[Begin SOURCE DATA]
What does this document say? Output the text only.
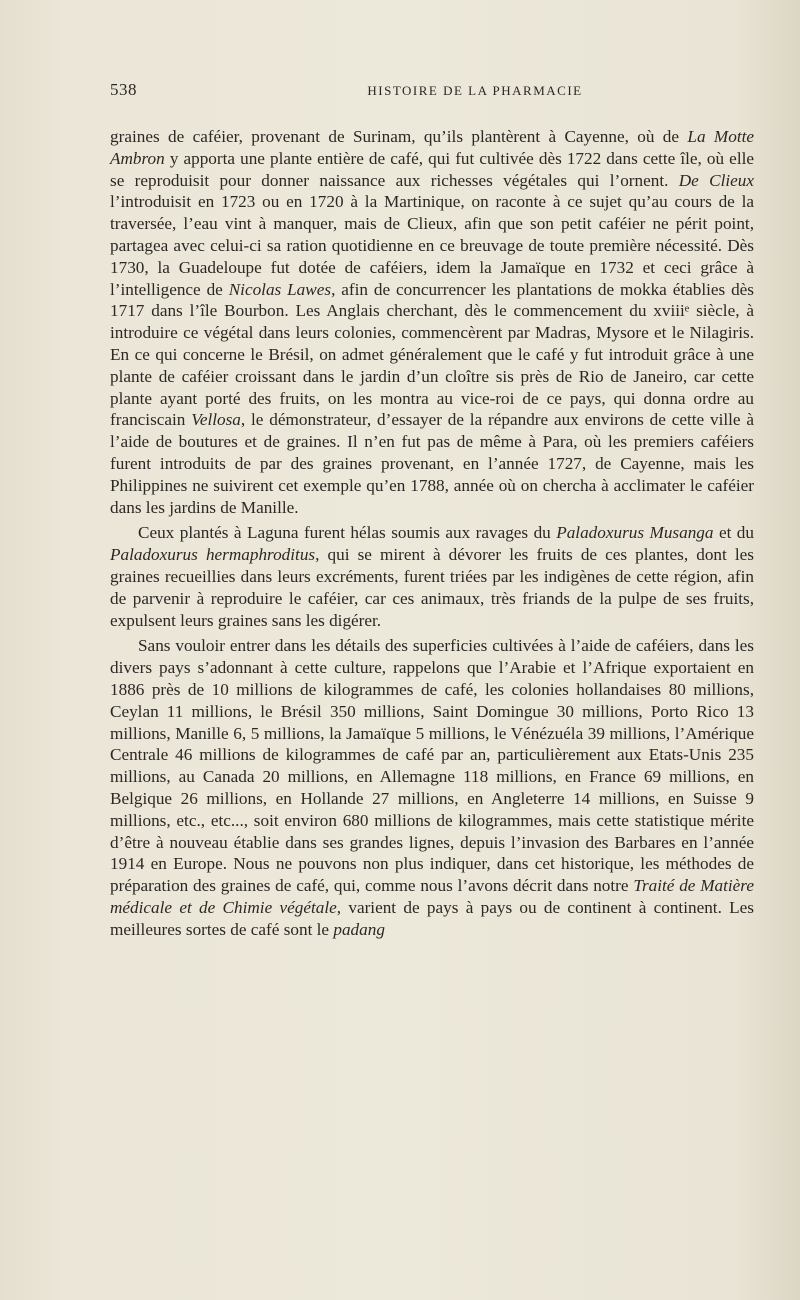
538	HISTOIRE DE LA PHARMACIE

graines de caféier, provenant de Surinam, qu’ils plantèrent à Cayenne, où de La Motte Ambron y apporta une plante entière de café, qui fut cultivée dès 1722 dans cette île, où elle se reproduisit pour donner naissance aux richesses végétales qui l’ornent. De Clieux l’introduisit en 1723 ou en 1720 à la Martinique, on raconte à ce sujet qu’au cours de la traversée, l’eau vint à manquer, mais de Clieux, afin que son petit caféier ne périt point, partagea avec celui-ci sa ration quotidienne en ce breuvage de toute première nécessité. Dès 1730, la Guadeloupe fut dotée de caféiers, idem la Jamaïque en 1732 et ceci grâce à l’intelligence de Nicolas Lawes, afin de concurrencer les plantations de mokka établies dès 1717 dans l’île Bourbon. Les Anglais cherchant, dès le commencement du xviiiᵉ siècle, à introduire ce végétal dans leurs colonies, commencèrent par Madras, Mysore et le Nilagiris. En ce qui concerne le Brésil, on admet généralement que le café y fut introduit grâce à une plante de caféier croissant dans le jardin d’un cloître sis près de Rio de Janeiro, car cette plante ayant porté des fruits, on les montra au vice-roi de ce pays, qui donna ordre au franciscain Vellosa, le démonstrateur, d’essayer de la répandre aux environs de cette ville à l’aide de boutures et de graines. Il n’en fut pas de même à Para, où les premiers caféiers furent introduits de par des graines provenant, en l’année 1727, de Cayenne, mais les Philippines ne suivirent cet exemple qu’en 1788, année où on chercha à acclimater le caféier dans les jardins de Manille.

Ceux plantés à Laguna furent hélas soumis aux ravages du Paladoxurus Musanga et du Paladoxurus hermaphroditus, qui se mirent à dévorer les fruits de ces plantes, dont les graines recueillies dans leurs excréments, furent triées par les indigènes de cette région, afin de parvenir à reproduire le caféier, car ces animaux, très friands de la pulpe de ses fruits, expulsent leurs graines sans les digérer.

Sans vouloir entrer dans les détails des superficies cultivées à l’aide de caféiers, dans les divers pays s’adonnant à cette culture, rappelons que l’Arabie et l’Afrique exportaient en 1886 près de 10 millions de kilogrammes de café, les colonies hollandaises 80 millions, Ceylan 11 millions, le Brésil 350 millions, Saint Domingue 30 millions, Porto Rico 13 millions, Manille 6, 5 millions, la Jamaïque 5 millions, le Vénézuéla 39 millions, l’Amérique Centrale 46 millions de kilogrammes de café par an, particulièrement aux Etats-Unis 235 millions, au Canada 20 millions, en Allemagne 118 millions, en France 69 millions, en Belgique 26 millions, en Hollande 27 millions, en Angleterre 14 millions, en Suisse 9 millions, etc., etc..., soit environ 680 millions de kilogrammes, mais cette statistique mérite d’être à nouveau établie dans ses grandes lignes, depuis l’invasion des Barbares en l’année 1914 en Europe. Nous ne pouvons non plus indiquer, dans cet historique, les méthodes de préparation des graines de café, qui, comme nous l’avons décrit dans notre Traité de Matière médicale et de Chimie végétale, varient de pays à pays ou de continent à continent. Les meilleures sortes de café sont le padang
[End SOURCE DATA]
* [PROBLEM REQUIREMENTS]
Images should not appear in the copy; retype the listing above exactly.

* [SOLUTION FOR THIS TASK]
What does this document say? Output the text only.
538	HISTOIRE DE LA PHARMACIE

graines de caféier, provenant de Surinam, qu’ils plantèrent à Cayenne, où de La Motte Ambron y apporta une plante entière de café, qui fut cultivée dès 1722 dans cette île, où elle se reproduisit pour donner naissance aux richesses végétales qui l’ornent. De Clieux l’introduisit en 1723 ou en 1720 à la Martinique, on raconte à ce sujet qu’au cours de la traversée, l’eau vint à manquer, mais de Clieux, afin que son petit caféier ne périt point, partagea avec celui-ci sa ration quotidienne en ce breuvage de toute première nécessité. Dès 1730, la Guadeloupe fut dotée de caféiers, idem la Jamaïque en 1732 et ceci grâce à l’intelligence de Nicolas Lawes, afin de concurrencer les plantations de mokka établies dès 1717 dans l’île Bourbon. Les Anglais cherchant, dès le commencement du xviiiᵉ siècle, à introduire ce végétal dans leurs colonies, commencèrent par Madras, Mysore et le Nilagiris. En ce qui concerne le Brésil, on admet généralement que le café y fut introduit grâce à une plante de caféier croissant dans le jardin d’un cloître sis près de Rio de Janeiro, car cette plante ayant porté des fruits, on les montra au vice-roi de ce pays, qui donna ordre au franciscain Vellosa, le démonstrateur, d’essayer de la répandre aux environs de cette ville à l’aide de boutures et de graines. Il n’en fut pas de même à Para, où les premiers caféiers furent introduits de par des graines provenant, en l’année 1727, de Cayenne, mais les Philippines ne suivirent cet exemple qu’en 1788, année où on chercha à acclimater le caféier dans les jardins de Manille.

Ceux plantés à Laguna furent hélas soumis aux ravages du Paladoxurus Musanga et du Paladoxurus hermaphroditus, qui se mirent à dévorer les fruits de ces plantes, dont les graines recueillies dans leurs excréments, furent triées par les indigènes de cette région, afin de parvenir à reproduire le caféier, car ces animaux, très friands de la pulpe de ses fruits, expulsent leurs graines sans les digérer.

Sans vouloir entrer dans les détails des superficies cultivées à l’aide de caféiers, dans les divers pays s’adonnant à cette culture, rappelons que l’Arabie et l’Afrique exportaient en 1886 près de 10 millions de kilogrammes de café, les colonies hollandaises 80 millions, Ceylan 11 millions, le Brésil 350 millions, Saint Domingue 30 millions, Porto Rico 13 millions, Manille 6, 5 millions, la Jamaïque 5 millions, le Vénézuéla 39 millions, l’Amérique Centrale 46 millions de kilogrammes de café par an, particulièrement aux Etats-Unis 235 millions, au Canada 20 millions, en Allemagne 118 millions, en France 69 millions, en Belgique 26 millions, en Hollande 27 millions, en Angleterre 14 millions, en Suisse 9 millions, etc., etc..., soit environ 680 millions de kilogrammes, mais cette statistique mérite d’être à nouveau établie dans ses grandes lignes, depuis l’invasion des Barbares en l’année 1914 en Europe. Nous ne pouvons non plus indiquer, dans cet historique, les méthodes de préparation des graines de café, qui, comme nous l’avons décrit dans notre Traité de Matière médicale et de Chimie végétale, varient de pays à pays ou de continent à continent. Les meilleures sortes de café sont le padang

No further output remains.